**TASK DESCRIPTION**
Without including the pictures, copy out every line below.

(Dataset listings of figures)
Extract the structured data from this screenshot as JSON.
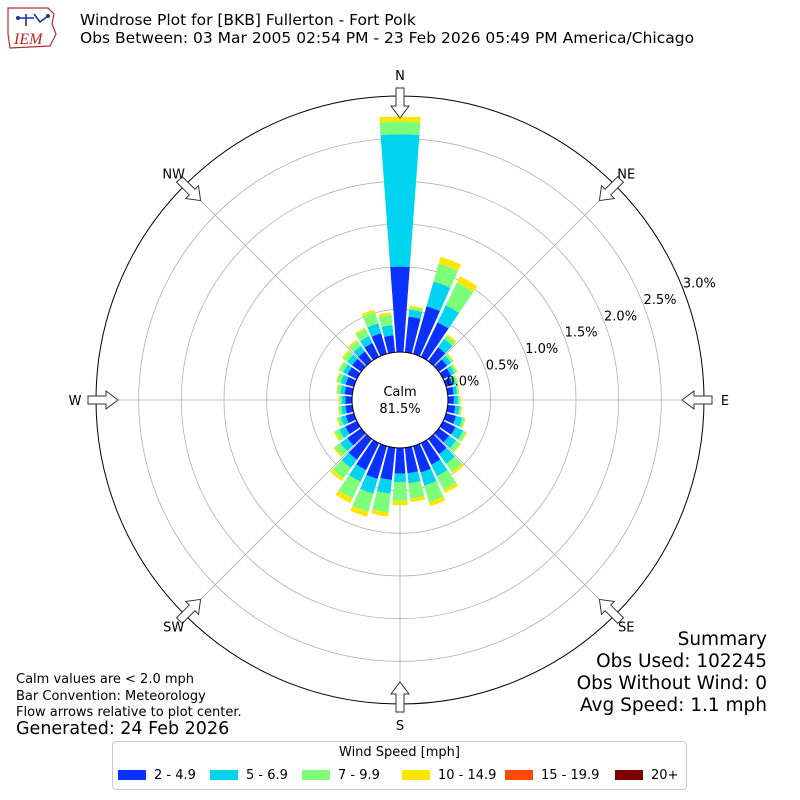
{
  "logo": {
    "text": "IEM"
  },
  "header": {
    "title": "Windrose Plot for [BKB] Fullerton - Fort Polk",
    "subtitle": "Obs Between: 03 Mar 2005 02:54 PM - 23 Feb 2026 05:49 PM America/Chicago"
  },
  "notes": {
    "calm_def": "Calm values are < 2.0 mph",
    "convention": "Bar Convention: Meteorology",
    "arrows": "Flow arrows relative to plot center.",
    "generated": "Generated: 24 Feb 2026"
  },
  "summary": {
    "heading": "Summary",
    "obs_used": "Obs Used: 102245",
    "obs_without_wind": "Obs Without Wind: 0",
    "avg_speed": "Avg Speed: 1.1 mph"
  },
  "chart_data": {
    "type": "windrose",
    "calm_label": "Calm",
    "calm_percent": "81.5%",
    "directions": [
      "N",
      "NE",
      "E",
      "SE",
      "S",
      "SW",
      "W",
      "NW"
    ],
    "radial_ticks": [
      "0.0%",
      "0.5%",
      "1.0%",
      "1.5%",
      "2.0%",
      "2.5%",
      "3.0%"
    ],
    "rmax": 3.0,
    "legend_title": "Wind Speed [mph]",
    "bins": [
      {
        "name": "2 - 4.9",
        "color": "#0a31ff"
      },
      {
        "name": "5 - 6.9",
        "color": "#00d4f0"
      },
      {
        "name": "7 - 9.9",
        "color": "#7dff7a"
      },
      {
        "name": "10 - 14.9",
        "color": "#ffe600"
      },
      {
        "name": "15 - 19.9",
        "color": "#ff4a00"
      },
      {
        "name": "20+",
        "color": "#800000"
      }
    ],
    "sectors": [
      {
        "dir": 0,
        "values": [
          1.0,
          1.55,
          0.15,
          0.06,
          0,
          0
        ]
      },
      {
        "dir": 10,
        "values": [
          0.42,
          0.08,
          0.03,
          0.02,
          0,
          0
        ]
      },
      {
        "dir": 20,
        "values": [
          0.58,
          0.3,
          0.22,
          0.08,
          0,
          0
        ]
      },
      {
        "dir": 30,
        "values": [
          0.45,
          0.22,
          0.3,
          0.08,
          0,
          0
        ]
      },
      {
        "dir": 40,
        "values": [
          0.2,
          0.12,
          0.05,
          0.02,
          0,
          0
        ]
      },
      {
        "dir": 50,
        "values": [
          0.12,
          0.06,
          0.03,
          0.01,
          0,
          0
        ]
      },
      {
        "dir": 60,
        "values": [
          0.1,
          0.05,
          0.03,
          0.01,
          0,
          0
        ]
      },
      {
        "dir": 70,
        "values": [
          0.08,
          0.04,
          0.02,
          0.01,
          0,
          0
        ]
      },
      {
        "dir": 80,
        "values": [
          0.07,
          0.04,
          0.02,
          0.01,
          0,
          0
        ]
      },
      {
        "dir": 90,
        "values": [
          0.07,
          0.05,
          0.02,
          0.01,
          0,
          0
        ]
      },
      {
        "dir": 100,
        "values": [
          0.09,
          0.05,
          0.02,
          0.01,
          0,
          0
        ]
      },
      {
        "dir": 110,
        "values": [
          0.12,
          0.08,
          0.03,
          0.01,
          0,
          0
        ]
      },
      {
        "dir": 120,
        "values": [
          0.16,
          0.1,
          0.04,
          0.01,
          0,
          0
        ]
      },
      {
        "dir": 130,
        "values": [
          0.15,
          0.1,
          0.06,
          0.01,
          0,
          0
        ]
      },
      {
        "dir": 140,
        "values": [
          0.22,
          0.14,
          0.12,
          0.03,
          0,
          0
        ]
      },
      {
        "dir": 150,
        "values": [
          0.28,
          0.15,
          0.18,
          0.04,
          0,
          0
        ]
      },
      {
        "dir": 160,
        "values": [
          0.32,
          0.16,
          0.2,
          0.05,
          0,
          0
        ]
      },
      {
        "dir": 170,
        "values": [
          0.3,
          0.12,
          0.18,
          0.04,
          0,
          0
        ]
      },
      {
        "dir": 180,
        "values": [
          0.3,
          0.1,
          0.22,
          0.05,
          0,
          0
        ]
      },
      {
        "dir": 190,
        "values": [
          0.38,
          0.16,
          0.22,
          0.05,
          0,
          0
        ]
      },
      {
        "dir": 200,
        "values": [
          0.4,
          0.18,
          0.22,
          0.06,
          0,
          0
        ]
      },
      {
        "dir": 210,
        "values": [
          0.35,
          0.15,
          0.22,
          0.06,
          0,
          0
        ]
      },
      {
        "dir": 220,
        "values": [
          0.3,
          0.12,
          0.15,
          0.04,
          0,
          0
        ]
      },
      {
        "dir": 230,
        "values": [
          0.2,
          0.1,
          0.08,
          0.02,
          0,
          0
        ]
      },
      {
        "dir": 240,
        "values": [
          0.15,
          0.08,
          0.05,
          0.02,
          0,
          0
        ]
      },
      {
        "dir": 250,
        "values": [
          0.1,
          0.06,
          0.04,
          0.01,
          0,
          0
        ]
      },
      {
        "dir": 260,
        "values": [
          0.08,
          0.05,
          0.03,
          0.01,
          0,
          0
        ]
      },
      {
        "dir": 270,
        "values": [
          0.08,
          0.04,
          0.03,
          0.01,
          0,
          0
        ]
      },
      {
        "dir": 280,
        "values": [
          0.09,
          0.05,
          0.04,
          0.01,
          0,
          0
        ]
      },
      {
        "dir": 290,
        "values": [
          0.1,
          0.06,
          0.05,
          0.01,
          0,
          0
        ]
      },
      {
        "dir": 300,
        "values": [
          0.12,
          0.06,
          0.05,
          0.01,
          0,
          0
        ]
      },
      {
        "dir": 310,
        "values": [
          0.13,
          0.07,
          0.06,
          0.02,
          0,
          0
        ]
      },
      {
        "dir": 320,
        "values": [
          0.14,
          0.08,
          0.07,
          0.02,
          0,
          0
        ]
      },
      {
        "dir": 330,
        "values": [
          0.18,
          0.09,
          0.09,
          0.02,
          0,
          0
        ]
      },
      {
        "dir": 340,
        "values": [
          0.25,
          0.12,
          0.14,
          0.03,
          0,
          0
        ]
      },
      {
        "dir": 350,
        "values": [
          0.2,
          0.12,
          0.12,
          0.03,
          0,
          0
        ]
      }
    ]
  }
}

**ANSWER BELOW**
Extract the structured data from this screenshot as JSON.
{
  "logo": {
    "text": "IEM"
  },
  "header": {
    "title": "Windrose Plot for [BKB] Fullerton - Fort Polk",
    "subtitle": "Obs Between: 03 Mar 2005 02:54 PM - 23 Feb 2026 05:49 PM America/Chicago"
  },
  "notes": {
    "calm_def": "Calm values are < 2.0 mph",
    "convention": "Bar Convention: Meteorology",
    "arrows": "Flow arrows relative to plot center.",
    "generated": "Generated: 24 Feb 2026"
  },
  "summary": {
    "heading": "Summary",
    "obs_used": "Obs Used: 102245",
    "obs_without_wind": "Obs Without Wind: 0",
    "avg_speed": "Avg Speed: 1.1 mph"
  },
  "chart_data": {
    "type": "windrose",
    "calm_label": "Calm",
    "calm_percent": "81.5%",
    "directions": [
      "N",
      "NE",
      "E",
      "SE",
      "S",
      "SW",
      "W",
      "NW"
    ],
    "radial_ticks": [
      "0.0%",
      "0.5%",
      "1.0%",
      "1.5%",
      "2.0%",
      "2.5%",
      "3.0%"
    ],
    "rmax": 3.0,
    "legend_title": "Wind Speed [mph]",
    "bins": [
      {
        "name": "2 - 4.9",
        "color": "#0a31ff"
      },
      {
        "name": "5 - 6.9",
        "color": "#00d4f0"
      },
      {
        "name": "7 - 9.9",
        "color": "#7dff7a"
      },
      {
        "name": "10 - 14.9",
        "color": "#ffe600"
      },
      {
        "name": "15 - 19.9",
        "color": "#ff4a00"
      },
      {
        "name": "20+",
        "color": "#800000"
      }
    ],
    "sectors": [
      {
        "dir": 0,
        "values": [
          1.0,
          1.55,
          0.15,
          0.06,
          0,
          0
        ]
      },
      {
        "dir": 10,
        "values": [
          0.42,
          0.08,
          0.03,
          0.02,
          0,
          0
        ]
      },
      {
        "dir": 20,
        "values": [
          0.58,
          0.3,
          0.22,
          0.08,
          0,
          0
        ]
      },
      {
        "dir": 30,
        "values": [
          0.45,
          0.22,
          0.3,
          0.08,
          0,
          0
        ]
      },
      {
        "dir": 40,
        "values": [
          0.2,
          0.12,
          0.05,
          0.02,
          0,
          0
        ]
      },
      {
        "dir": 50,
        "values": [
          0.12,
          0.06,
          0.03,
          0.01,
          0,
          0
        ]
      },
      {
        "dir": 60,
        "values": [
          0.1,
          0.05,
          0.03,
          0.01,
          0,
          0
        ]
      },
      {
        "dir": 70,
        "values": [
          0.08,
          0.04,
          0.02,
          0.01,
          0,
          0
        ]
      },
      {
        "dir": 80,
        "values": [
          0.07,
          0.04,
          0.02,
          0.01,
          0,
          0
        ]
      },
      {
        "dir": 90,
        "values": [
          0.07,
          0.05,
          0.02,
          0.01,
          0,
          0
        ]
      },
      {
        "dir": 100,
        "values": [
          0.09,
          0.05,
          0.02,
          0.01,
          0,
          0
        ]
      },
      {
        "dir": 110,
        "values": [
          0.12,
          0.08,
          0.03,
          0.01,
          0,
          0
        ]
      },
      {
        "dir": 120,
        "values": [
          0.16,
          0.1,
          0.04,
          0.01,
          0,
          0
        ]
      },
      {
        "dir": 130,
        "values": [
          0.15,
          0.1,
          0.06,
          0.01,
          0,
          0
        ]
      },
      {
        "dir": 140,
        "values": [
          0.22,
          0.14,
          0.12,
          0.03,
          0,
          0
        ]
      },
      {
        "dir": 150,
        "values": [
          0.28,
          0.15,
          0.18,
          0.04,
          0,
          0
        ]
      },
      {
        "dir": 160,
        "values": [
          0.32,
          0.16,
          0.2,
          0.05,
          0,
          0
        ]
      },
      {
        "dir": 170,
        "values": [
          0.3,
          0.12,
          0.18,
          0.04,
          0,
          0
        ]
      },
      {
        "dir": 180,
        "values": [
          0.3,
          0.1,
          0.22,
          0.05,
          0,
          0
        ]
      },
      {
        "dir": 190,
        "values": [
          0.38,
          0.16,
          0.22,
          0.05,
          0,
          0
        ]
      },
      {
        "dir": 200,
        "values": [
          0.4,
          0.18,
          0.22,
          0.06,
          0,
          0
        ]
      },
      {
        "dir": 210,
        "values": [
          0.35,
          0.15,
          0.22,
          0.06,
          0,
          0
        ]
      },
      {
        "dir": 220,
        "values": [
          0.3,
          0.12,
          0.15,
          0.04,
          0,
          0
        ]
      },
      {
        "dir": 230,
        "values": [
          0.2,
          0.1,
          0.08,
          0.02,
          0,
          0
        ]
      },
      {
        "dir": 240,
        "values": [
          0.15,
          0.08,
          0.05,
          0.02,
          0,
          0
        ]
      },
      {
        "dir": 250,
        "values": [
          0.1,
          0.06,
          0.04,
          0.01,
          0,
          0
        ]
      },
      {
        "dir": 260,
        "values": [
          0.08,
          0.05,
          0.03,
          0.01,
          0,
          0
        ]
      },
      {
        "dir": 270,
        "values": [
          0.08,
          0.04,
          0.03,
          0.01,
          0,
          0
        ]
      },
      {
        "dir": 280,
        "values": [
          0.09,
          0.05,
          0.04,
          0.01,
          0,
          0
        ]
      },
      {
        "dir": 290,
        "values": [
          0.1,
          0.06,
          0.05,
          0.01,
          0,
          0
        ]
      },
      {
        "dir": 300,
        "values": [
          0.12,
          0.06,
          0.05,
          0.01,
          0,
          0
        ]
      },
      {
        "dir": 310,
        "values": [
          0.13,
          0.07,
          0.06,
          0.02,
          0,
          0
        ]
      },
      {
        "dir": 320,
        "values": [
          0.14,
          0.08,
          0.07,
          0.02,
          0,
          0
        ]
      },
      {
        "dir": 330,
        "values": [
          0.18,
          0.09,
          0.09,
          0.02,
          0,
          0
        ]
      },
      {
        "dir": 340,
        "values": [
          0.25,
          0.12,
          0.14,
          0.03,
          0,
          0
        ]
      },
      {
        "dir": 350,
        "values": [
          0.2,
          0.12,
          0.12,
          0.03,
          0,
          0
        ]
      }
    ]
  }
}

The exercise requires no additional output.